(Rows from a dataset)

* Start *

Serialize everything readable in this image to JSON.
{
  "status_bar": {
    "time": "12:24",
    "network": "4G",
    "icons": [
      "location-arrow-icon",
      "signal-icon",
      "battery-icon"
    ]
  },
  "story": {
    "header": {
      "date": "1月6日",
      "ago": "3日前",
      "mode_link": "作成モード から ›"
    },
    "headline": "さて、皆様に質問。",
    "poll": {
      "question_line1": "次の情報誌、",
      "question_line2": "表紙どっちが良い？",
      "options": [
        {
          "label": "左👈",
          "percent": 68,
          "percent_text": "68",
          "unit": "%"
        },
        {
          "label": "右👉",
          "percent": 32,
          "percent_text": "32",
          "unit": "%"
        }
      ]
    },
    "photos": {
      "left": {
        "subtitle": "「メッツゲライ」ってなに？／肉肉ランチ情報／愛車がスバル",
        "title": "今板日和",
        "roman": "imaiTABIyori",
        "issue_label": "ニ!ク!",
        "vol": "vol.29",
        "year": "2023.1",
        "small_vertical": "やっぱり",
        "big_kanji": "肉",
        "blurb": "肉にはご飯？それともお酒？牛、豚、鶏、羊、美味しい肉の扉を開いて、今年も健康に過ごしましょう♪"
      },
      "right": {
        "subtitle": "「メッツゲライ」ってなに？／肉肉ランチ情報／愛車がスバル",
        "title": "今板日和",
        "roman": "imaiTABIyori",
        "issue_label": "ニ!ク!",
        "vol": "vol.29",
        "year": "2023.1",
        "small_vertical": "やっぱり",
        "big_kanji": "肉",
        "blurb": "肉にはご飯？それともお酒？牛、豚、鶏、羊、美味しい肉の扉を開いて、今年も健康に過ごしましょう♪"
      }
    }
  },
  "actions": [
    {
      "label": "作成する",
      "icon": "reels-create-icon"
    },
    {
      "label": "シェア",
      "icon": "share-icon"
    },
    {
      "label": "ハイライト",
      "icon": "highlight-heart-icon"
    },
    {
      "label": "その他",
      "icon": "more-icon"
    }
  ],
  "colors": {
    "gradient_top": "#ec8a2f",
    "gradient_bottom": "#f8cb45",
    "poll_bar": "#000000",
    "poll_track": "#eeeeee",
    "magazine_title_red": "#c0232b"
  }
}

* End *

INSTRUCTIONS TO FOLLOW: Output all preceding records character for character.

WORKED SOLUTION:
Serialize everything readable in this image to JSON.
{
  "status_bar": {
    "time": "12:24",
    "network": "4G",
    "icons": [
      "location-arrow-icon",
      "signal-icon",
      "battery-icon"
    ]
  },
  "story": {
    "header": {
      "date": "1月6日",
      "ago": "3日前",
      "mode_link": "作成モード から ›"
    },
    "headline": "さて、皆様に質問。",
    "poll": {
      "question_line1": "次の情報誌、",
      "question_line2": "表紙どっちが良い？",
      "options": [
        {
          "label": "左👈",
          "percent": 68,
          "percent_text": "68",
          "unit": "%"
        },
        {
          "label": "右👉",
          "percent": 32,
          "percent_text": "32",
          "unit": "%"
        }
      ]
    },
    "photos": {
      "left": {
        "subtitle": "「メッツゲライ」ってなに？／肉肉ランチ情報／愛車がスバル",
        "title": "今板日和",
        "roman": "imaiTABIyori",
        "issue_label": "ニ!ク!",
        "vol": "vol.29",
        "year": "2023.1",
        "small_vertical": "やっぱり",
        "big_kanji": "肉",
        "blurb": "肉にはご飯？それともお酒？牛、豚、鶏、羊、美味しい肉の扉を開いて、今年も健康に過ごしましょう♪"
      },
      "right": {
        "subtitle": "「メッツゲライ」ってなに？／肉肉ランチ情報／愛車がスバル",
        "title": "今板日和",
        "roman": "imaiTABIyori",
        "issue_label": "ニ!ク!",
        "vol": "vol.29",
        "year": "2023.1",
        "small_vertical": "やっぱり",
        "big_kanji": "肉",
        "blurb": "肉にはご飯？それともお酒？牛、豚、鶏、羊、美味しい肉の扉を開いて、今年も健康に過ごしましょう♪"
      }
    }
  },
  "actions": [
    {
      "label": "作成する",
      "icon": "reels-create-icon"
    },
    {
      "label": "シェア",
      "icon": "share-icon"
    },
    {
      "label": "ハイライト",
      "icon": "highlight-heart-icon"
    },
    {
      "label": "その他",
      "icon": "more-icon"
    }
  ],
  "colors": {
    "gradient_top": "#ec8a2f",
    "gradient_bottom": "#f8cb45",
    "poll_bar": "#000000",
    "poll_track": "#eeeeee",
    "magazine_title_red": "#c0232b"
  }
}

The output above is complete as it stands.